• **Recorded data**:
......
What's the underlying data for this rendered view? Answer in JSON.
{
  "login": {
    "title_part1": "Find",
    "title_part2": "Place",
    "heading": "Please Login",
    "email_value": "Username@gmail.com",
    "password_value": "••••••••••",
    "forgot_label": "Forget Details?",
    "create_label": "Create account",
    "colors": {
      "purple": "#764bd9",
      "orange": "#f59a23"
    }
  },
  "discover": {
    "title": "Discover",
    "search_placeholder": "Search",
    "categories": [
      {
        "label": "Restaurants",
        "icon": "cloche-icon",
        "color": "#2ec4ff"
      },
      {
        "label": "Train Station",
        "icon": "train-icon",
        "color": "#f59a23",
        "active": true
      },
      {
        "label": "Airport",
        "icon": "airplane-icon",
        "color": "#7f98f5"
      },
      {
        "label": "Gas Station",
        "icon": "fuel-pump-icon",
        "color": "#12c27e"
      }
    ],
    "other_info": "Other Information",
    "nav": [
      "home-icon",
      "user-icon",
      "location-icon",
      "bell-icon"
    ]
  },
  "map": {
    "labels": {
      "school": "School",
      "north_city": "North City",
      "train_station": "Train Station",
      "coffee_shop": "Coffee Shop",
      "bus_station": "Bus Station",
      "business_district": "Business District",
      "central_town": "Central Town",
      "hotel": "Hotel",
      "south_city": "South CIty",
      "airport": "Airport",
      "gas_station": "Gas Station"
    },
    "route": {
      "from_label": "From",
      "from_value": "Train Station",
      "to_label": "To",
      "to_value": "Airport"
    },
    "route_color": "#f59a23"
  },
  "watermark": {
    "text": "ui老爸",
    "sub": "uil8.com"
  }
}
......
Extract each line from the listing above, please, and repeat it exactly.

What's the underlying data for this rendered view? Answer in JSON.
{
  "login": {
    "title_part1": "Find",
    "title_part2": "Place",
    "heading": "Please Login",
    "email_value": "Username@gmail.com",
    "password_value": "••••••••••",
    "forgot_label": "Forget Details?",
    "create_label": "Create account",
    "colors": {
      "purple": "#764bd9",
      "orange": "#f59a23"
    }
  },
  "discover": {
    "title": "Discover",
    "search_placeholder": "Search",
    "categories": [
      {
        "label": "Restaurants",
        "icon": "cloche-icon",
        "color": "#2ec4ff"
      },
      {
        "label": "Train Station",
        "icon": "train-icon",
        "color": "#f59a23",
        "active": true
      },
      {
        "label": "Airport",
        "icon": "airplane-icon",
        "color": "#7f98f5"
      },
      {
        "label": "Gas Station",
        "icon": "fuel-pump-icon",
        "color": "#12c27e"
      }
    ],
    "other_info": "Other Information",
    "nav": [
      "home-icon",
      "user-icon",
      "location-icon",
      "bell-icon"
    ]
  },
  "map": {
    "labels": {
      "school": "School",
      "north_city": "North City",
      "train_station": "Train Station",
      "coffee_shop": "Coffee Shop",
      "bus_station": "Bus Station",
      "business_district": "Business District",
      "central_town": "Central Town",
      "hotel": "Hotel",
      "south_city": "South CIty",
      "airport": "Airport",
      "gas_station": "Gas Station"
    },
    "route": {
      "from_label": "From",
      "from_value": "Train Station",
      "to_label": "To",
      "to_value": "Airport"
    },
    "route_color": "#f59a23"
  },
  "watermark": {
    "text": "ui老爸",
    "sub": "uil8.com"
  }
}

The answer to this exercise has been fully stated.